• **Requirements**: Return all of the data exactly as written, without the pictures.

>> BEGIN

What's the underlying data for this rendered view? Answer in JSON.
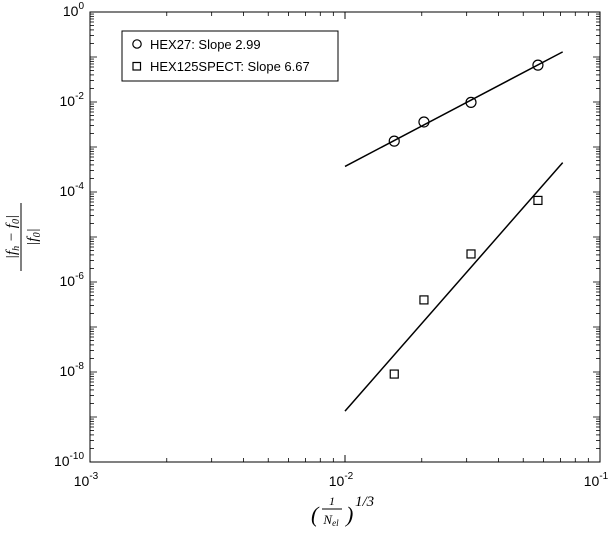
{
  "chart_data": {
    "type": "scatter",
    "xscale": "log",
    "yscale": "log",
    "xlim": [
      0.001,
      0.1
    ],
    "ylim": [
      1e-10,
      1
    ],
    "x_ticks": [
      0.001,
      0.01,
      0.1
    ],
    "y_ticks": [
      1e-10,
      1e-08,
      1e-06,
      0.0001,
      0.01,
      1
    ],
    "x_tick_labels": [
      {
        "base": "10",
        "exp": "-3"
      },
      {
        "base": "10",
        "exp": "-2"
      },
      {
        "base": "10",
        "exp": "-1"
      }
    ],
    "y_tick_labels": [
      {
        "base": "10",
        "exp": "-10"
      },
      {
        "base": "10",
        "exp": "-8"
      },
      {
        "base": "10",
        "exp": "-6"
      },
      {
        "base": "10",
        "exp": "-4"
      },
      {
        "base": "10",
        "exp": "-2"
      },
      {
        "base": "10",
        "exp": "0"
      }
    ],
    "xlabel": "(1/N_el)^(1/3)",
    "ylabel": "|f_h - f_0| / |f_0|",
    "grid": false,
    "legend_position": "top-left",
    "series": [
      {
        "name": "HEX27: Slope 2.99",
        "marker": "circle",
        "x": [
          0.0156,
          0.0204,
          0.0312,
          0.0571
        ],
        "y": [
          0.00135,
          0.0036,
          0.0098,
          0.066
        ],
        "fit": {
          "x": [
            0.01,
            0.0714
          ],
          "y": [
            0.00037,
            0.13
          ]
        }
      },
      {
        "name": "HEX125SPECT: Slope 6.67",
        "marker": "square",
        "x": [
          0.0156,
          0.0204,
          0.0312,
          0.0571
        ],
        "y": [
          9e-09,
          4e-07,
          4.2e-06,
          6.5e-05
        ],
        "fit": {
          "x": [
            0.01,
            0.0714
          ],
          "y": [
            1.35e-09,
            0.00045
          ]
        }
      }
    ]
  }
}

>> END

• **Output below**:
What's the underlying data for this rendered view? Answer in JSON.
{
  "chart_data": {
    "type": "scatter",
    "xscale": "log",
    "yscale": "log",
    "xlim": [
      0.001,
      0.1
    ],
    "ylim": [
      1e-10,
      1
    ],
    "x_ticks": [
      0.001,
      0.01,
      0.1
    ],
    "y_ticks": [
      1e-10,
      1e-08,
      1e-06,
      0.0001,
      0.01,
      1
    ],
    "x_tick_labels": [
      {
        "base": "10",
        "exp": "-3"
      },
      {
        "base": "10",
        "exp": "-2"
      },
      {
        "base": "10",
        "exp": "-1"
      }
    ],
    "y_tick_labels": [
      {
        "base": "10",
        "exp": "-10"
      },
      {
        "base": "10",
        "exp": "-8"
      },
      {
        "base": "10",
        "exp": "-6"
      },
      {
        "base": "10",
        "exp": "-4"
      },
      {
        "base": "10",
        "exp": "-2"
      },
      {
        "base": "10",
        "exp": "0"
      }
    ],
    "xlabel": "(1/N_el)^(1/3)",
    "ylabel": "|f_h - f_0| / |f_0|",
    "grid": false,
    "legend_position": "top-left",
    "series": [
      {
        "name": "HEX27: Slope 2.99",
        "marker": "circle",
        "x": [
          0.0156,
          0.0204,
          0.0312,
          0.0571
        ],
        "y": [
          0.00135,
          0.0036,
          0.0098,
          0.066
        ],
        "fit": {
          "x": [
            0.01,
            0.0714
          ],
          "y": [
            0.00037,
            0.13
          ]
        }
      },
      {
        "name": "HEX125SPECT: Slope 6.67",
        "marker": "square",
        "x": [
          0.0156,
          0.0204,
          0.0312,
          0.0571
        ],
        "y": [
          9e-09,
          4e-07,
          4.2e-06,
          6.5e-05
        ],
        "fit": {
          "x": [
            0.01,
            0.0714
          ],
          "y": [
            1.35e-09,
            0.00045
          ]
        }
      }
    ]
  }
}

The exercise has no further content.